>> Begin

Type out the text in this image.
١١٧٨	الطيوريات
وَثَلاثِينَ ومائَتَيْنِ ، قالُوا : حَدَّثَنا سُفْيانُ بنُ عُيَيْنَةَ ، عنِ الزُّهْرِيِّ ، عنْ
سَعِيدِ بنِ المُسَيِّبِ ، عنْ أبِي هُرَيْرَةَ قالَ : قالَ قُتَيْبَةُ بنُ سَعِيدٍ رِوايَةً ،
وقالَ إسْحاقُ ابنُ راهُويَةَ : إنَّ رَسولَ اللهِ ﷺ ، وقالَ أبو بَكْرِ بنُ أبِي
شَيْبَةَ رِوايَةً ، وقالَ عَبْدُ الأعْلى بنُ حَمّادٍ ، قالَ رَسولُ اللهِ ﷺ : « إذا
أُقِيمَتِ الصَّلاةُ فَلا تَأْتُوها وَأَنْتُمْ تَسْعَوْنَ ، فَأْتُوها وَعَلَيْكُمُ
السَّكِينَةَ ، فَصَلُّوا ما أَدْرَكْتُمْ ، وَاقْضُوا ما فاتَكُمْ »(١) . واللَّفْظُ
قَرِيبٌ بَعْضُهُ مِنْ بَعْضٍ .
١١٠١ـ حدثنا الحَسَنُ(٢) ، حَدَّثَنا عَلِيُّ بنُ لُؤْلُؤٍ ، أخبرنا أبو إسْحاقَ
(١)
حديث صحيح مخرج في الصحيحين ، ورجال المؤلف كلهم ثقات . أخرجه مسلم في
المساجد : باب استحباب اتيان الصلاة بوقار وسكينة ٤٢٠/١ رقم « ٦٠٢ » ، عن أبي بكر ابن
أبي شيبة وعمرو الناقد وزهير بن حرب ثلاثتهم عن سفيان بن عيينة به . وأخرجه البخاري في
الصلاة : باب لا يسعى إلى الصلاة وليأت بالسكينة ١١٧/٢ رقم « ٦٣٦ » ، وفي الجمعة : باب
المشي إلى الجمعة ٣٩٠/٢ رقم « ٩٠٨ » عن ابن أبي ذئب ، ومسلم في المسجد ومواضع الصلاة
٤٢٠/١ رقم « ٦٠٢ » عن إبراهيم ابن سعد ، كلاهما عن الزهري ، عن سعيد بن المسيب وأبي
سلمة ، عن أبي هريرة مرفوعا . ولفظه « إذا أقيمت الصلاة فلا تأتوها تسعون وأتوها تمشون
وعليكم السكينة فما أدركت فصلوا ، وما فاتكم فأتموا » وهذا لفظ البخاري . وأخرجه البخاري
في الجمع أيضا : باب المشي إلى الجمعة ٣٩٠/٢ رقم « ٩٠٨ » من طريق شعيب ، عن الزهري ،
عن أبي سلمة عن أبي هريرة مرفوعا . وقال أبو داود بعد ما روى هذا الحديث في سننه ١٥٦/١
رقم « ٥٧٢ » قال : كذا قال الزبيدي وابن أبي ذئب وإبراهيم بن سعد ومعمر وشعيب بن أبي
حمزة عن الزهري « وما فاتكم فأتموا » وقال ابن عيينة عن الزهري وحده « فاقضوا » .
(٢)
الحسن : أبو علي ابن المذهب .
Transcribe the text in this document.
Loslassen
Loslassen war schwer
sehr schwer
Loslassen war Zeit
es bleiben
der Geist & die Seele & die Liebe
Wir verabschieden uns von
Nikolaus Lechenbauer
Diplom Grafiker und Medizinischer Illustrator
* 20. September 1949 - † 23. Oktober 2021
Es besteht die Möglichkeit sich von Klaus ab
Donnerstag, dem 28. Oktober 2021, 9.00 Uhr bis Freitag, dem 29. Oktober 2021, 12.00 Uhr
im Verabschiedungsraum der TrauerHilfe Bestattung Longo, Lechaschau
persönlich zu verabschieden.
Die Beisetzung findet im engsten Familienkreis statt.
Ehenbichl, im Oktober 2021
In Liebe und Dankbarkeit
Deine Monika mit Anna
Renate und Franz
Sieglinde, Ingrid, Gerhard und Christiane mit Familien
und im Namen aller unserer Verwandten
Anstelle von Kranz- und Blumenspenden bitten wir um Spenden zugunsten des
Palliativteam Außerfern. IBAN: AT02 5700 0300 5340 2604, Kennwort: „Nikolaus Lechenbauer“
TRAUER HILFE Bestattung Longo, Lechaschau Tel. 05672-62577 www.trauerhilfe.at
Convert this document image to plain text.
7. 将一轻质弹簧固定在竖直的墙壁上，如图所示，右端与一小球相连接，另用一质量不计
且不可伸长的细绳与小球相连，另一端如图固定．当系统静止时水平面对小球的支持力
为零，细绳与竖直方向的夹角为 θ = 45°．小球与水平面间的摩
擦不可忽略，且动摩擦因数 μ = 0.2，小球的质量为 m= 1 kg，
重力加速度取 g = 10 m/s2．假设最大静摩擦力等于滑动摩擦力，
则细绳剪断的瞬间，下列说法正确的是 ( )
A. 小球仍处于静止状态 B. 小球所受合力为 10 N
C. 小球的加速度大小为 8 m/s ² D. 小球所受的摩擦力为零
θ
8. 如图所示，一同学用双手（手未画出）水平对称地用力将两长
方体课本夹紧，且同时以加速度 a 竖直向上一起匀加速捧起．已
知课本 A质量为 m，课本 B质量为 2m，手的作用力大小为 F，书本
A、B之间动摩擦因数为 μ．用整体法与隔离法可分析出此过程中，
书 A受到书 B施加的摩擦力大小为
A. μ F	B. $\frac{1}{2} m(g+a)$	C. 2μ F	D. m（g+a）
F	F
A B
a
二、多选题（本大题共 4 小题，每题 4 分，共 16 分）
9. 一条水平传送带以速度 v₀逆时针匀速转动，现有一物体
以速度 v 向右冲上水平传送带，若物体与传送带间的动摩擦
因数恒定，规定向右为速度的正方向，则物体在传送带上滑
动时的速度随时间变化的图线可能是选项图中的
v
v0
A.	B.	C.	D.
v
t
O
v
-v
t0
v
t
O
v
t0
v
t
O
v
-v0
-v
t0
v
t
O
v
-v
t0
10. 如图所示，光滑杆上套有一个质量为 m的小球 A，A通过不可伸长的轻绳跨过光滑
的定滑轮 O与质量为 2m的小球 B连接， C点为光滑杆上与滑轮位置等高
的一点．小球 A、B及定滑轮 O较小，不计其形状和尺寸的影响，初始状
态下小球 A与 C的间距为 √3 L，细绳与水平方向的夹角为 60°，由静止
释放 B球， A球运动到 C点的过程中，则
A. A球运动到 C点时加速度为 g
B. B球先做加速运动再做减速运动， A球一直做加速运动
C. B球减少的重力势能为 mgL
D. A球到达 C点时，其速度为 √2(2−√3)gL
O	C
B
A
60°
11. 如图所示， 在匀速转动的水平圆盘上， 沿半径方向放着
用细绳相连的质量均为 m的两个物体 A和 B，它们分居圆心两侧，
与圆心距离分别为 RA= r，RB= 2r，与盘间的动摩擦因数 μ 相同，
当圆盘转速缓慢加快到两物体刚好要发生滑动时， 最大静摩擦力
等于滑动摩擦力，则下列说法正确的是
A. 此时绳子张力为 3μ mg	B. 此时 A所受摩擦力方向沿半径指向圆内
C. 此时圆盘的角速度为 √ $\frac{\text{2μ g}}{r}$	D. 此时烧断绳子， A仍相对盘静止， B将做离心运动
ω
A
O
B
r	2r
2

>> End

[Set task] The lines above should be duplicated exactly.

[Correct response]
Type out the text in this image.
١١٧٨	الطيوريات
وَثَلاثِينَ ومائَتَيْنِ ، قالُوا : حَدَّثَنا سُفْيانُ بنُ عُيَيْنَةَ ، عنِ الزُّهْرِيِّ ، عنْ
سَعِيدِ بنِ المُسَيِّبِ ، عنْ أبِي هُرَيْرَةَ قالَ : قالَ قُتَيْبَةُ بنُ سَعِيدٍ رِوايَةً ،
وقالَ إسْحاقُ ابنُ راهُويَةَ : إنَّ رَسولَ اللهِ ﷺ ، وقالَ أبو بَكْرِ بنُ أبِي
شَيْبَةَ رِوايَةً ، وقالَ عَبْدُ الأعْلى بنُ حَمّادٍ ، قالَ رَسولُ اللهِ ﷺ : « إذا
أُقِيمَتِ الصَّلاةُ فَلا تَأْتُوها وَأَنْتُمْ تَسْعَوْنَ ، فَأْتُوها وَعَلَيْكُمُ
السَّكِينَةَ ، فَصَلُّوا ما أَدْرَكْتُمْ ، وَاقْضُوا ما فاتَكُمْ »(١) . واللَّفْظُ
قَرِيبٌ بَعْضُهُ مِنْ بَعْضٍ .
١١٠١ـ حدثنا الحَسَنُ(٢) ، حَدَّثَنا عَلِيُّ بنُ لُؤْلُؤٍ ، أخبرنا أبو إسْحاقَ
(١)
حديث صحيح مخرج في الصحيحين ، ورجال المؤلف كلهم ثقات . أخرجه مسلم في
المساجد : باب استحباب اتيان الصلاة بوقار وسكينة ٤٢٠/١ رقم « ٦٠٢ » ، عن أبي بكر ابن
أبي شيبة وعمرو الناقد وزهير بن حرب ثلاثتهم عن سفيان بن عيينة به . وأخرجه البخاري في
الصلاة : باب لا يسعى إلى الصلاة وليأت بالسكينة ١١٧/٢ رقم « ٦٣٦ » ، وفي الجمعة : باب
المشي إلى الجمعة ٣٩٠/٢ رقم « ٩٠٨ » عن ابن أبي ذئب ، ومسلم في المسجد ومواضع الصلاة
٤٢٠/١ رقم « ٦٠٢ » عن إبراهيم ابن سعد ، كلاهما عن الزهري ، عن سعيد بن المسيب وأبي
سلمة ، عن أبي هريرة مرفوعا . ولفظه « إذا أقيمت الصلاة فلا تأتوها تسعون وأتوها تمشون
وعليكم السكينة فما أدركت فصلوا ، وما فاتكم فأتموا » وهذا لفظ البخاري . وأخرجه البخاري
في الجمع أيضا : باب المشي إلى الجمعة ٣٩٠/٢ رقم « ٩٠٨ » من طريق شعيب ، عن الزهري ،
عن أبي سلمة عن أبي هريرة مرفوعا . وقال أبو داود بعد ما روى هذا الحديث في سننه ١٥٦/١
رقم « ٥٧٢ » قال : كذا قال الزبيدي وابن أبي ذئب وإبراهيم بن سعد ومعمر وشعيب بن أبي
حمزة عن الزهري « وما فاتكم فأتموا » وقال ابن عيينة عن الزهري وحده « فاقضوا » .
(٢)
الحسن : أبو علي ابن المذهب .
Transcribe the text in this document.
Loslassen
Loslassen war schwer
sehr schwer
Loslassen war Zeit
es bleiben
der Geist & die Seele & die Liebe
Wir verabschieden uns von
Nikolaus Lechenbauer
Diplom Grafiker und Medizinischer Illustrator
* 20. September 1949 - † 23. Oktober 2021
Es besteht die Möglichkeit sich von Klaus ab
Donnerstag, dem 28. Oktober 2021, 9.00 Uhr bis Freitag, dem 29. Oktober 2021, 12.00 Uhr
im Verabschiedungsraum der TrauerHilfe Bestattung Longo, Lechaschau
persönlich zu verabschieden.
Die Beisetzung findet im engsten Familienkreis statt.
Ehenbichl, im Oktober 2021
In Liebe und Dankbarkeit
Deine Monika mit Anna
Renate und Franz
Sieglinde, Ingrid, Gerhard und Christiane mit Familien
und im Namen aller unserer Verwandten
Anstelle von Kranz- und Blumenspenden bitten wir um Spenden zugunsten des
Palliativteam Außerfern. IBAN: AT02 5700 0300 5340 2604, Kennwort: „Nikolaus Lechenbauer“
TRAUER HILFE Bestattung Longo, Lechaschau Tel. 05672-62577 www.trauerhilfe.at
Convert this document image to plain text.
7. 将一轻质弹簧固定在竖直的墙壁上，如图所示，右端与一小球相连接，另用一质量不计
且不可伸长的细绳与小球相连，另一端如图固定．当系统静止时水平面对小球的支持力
为零，细绳与竖直方向的夹角为 θ = 45°．小球与水平面间的摩
擦不可忽略，且动摩擦因数 μ = 0.2，小球的质量为 m= 1 kg，
重力加速度取 g = 10 m/s2．假设最大静摩擦力等于滑动摩擦力，
则细绳剪断的瞬间，下列说法正确的是 ( )
A. 小球仍处于静止状态 B. 小球所受合力为 10 N
C. 小球的加速度大小为 8 m/s ² D. 小球所受的摩擦力为零
θ
8. 如图所示，一同学用双手（手未画出）水平对称地用力将两长
方体课本夹紧，且同时以加速度 a 竖直向上一起匀加速捧起．已
知课本 A质量为 m，课本 B质量为 2m，手的作用力大小为 F，书本
A、B之间动摩擦因数为 μ．用整体法与隔离法可分析出此过程中，
书 A受到书 B施加的摩擦力大小为
A. μ F	B. $\frac{1}{2} m(g+a)$	C. 2μ F	D. m（g+a）
F	F
A B
a
二、多选题（本大题共 4 小题，每题 4 分，共 16 分）
9. 一条水平传送带以速度 v₀逆时针匀速转动，现有一物体
以速度 v 向右冲上水平传送带，若物体与传送带间的动摩擦
因数恒定，规定向右为速度的正方向，则物体在传送带上滑
动时的速度随时间变化的图线可能是选项图中的
v
v0
A.	B.	C.	D.
v
t
O
v
-v
t0
v
t
O
v
t0
v
t
O
v
-v0
-v
t0
v
t
O
v
-v
t0
10. 如图所示，光滑杆上套有一个质量为 m的小球 A，A通过不可伸长的轻绳跨过光滑
的定滑轮 O与质量为 2m的小球 B连接， C点为光滑杆上与滑轮位置等高
的一点．小球 A、B及定滑轮 O较小，不计其形状和尺寸的影响，初始状
态下小球 A与 C的间距为 √3 L，细绳与水平方向的夹角为 60°，由静止
释放 B球， A球运动到 C点的过程中，则
A. A球运动到 C点时加速度为 g
B. B球先做加速运动再做减速运动， A球一直做加速运动
C. B球减少的重力势能为 mgL
D. A球到达 C点时，其速度为 √2(2−√3)gL
O	C
B
A
60°
11. 如图所示， 在匀速转动的水平圆盘上， 沿半径方向放着
用细绳相连的质量均为 m的两个物体 A和 B，它们分居圆心两侧，
与圆心距离分别为 RA= r，RB= 2r，与盘间的动摩擦因数 μ 相同，
当圆盘转速缓慢加快到两物体刚好要发生滑动时， 最大静摩擦力
等于滑动摩擦力，则下列说法正确的是
A. 此时绳子张力为 3μ mg	B. 此时 A所受摩擦力方向沿半径指向圆内
C. 此时圆盘的角速度为 √ $\frac{\text{2μ g}}{r}$	D. 此时烧断绳子， A仍相对盘静止， B将做离心运动
ω
A
O
B
r	2r
2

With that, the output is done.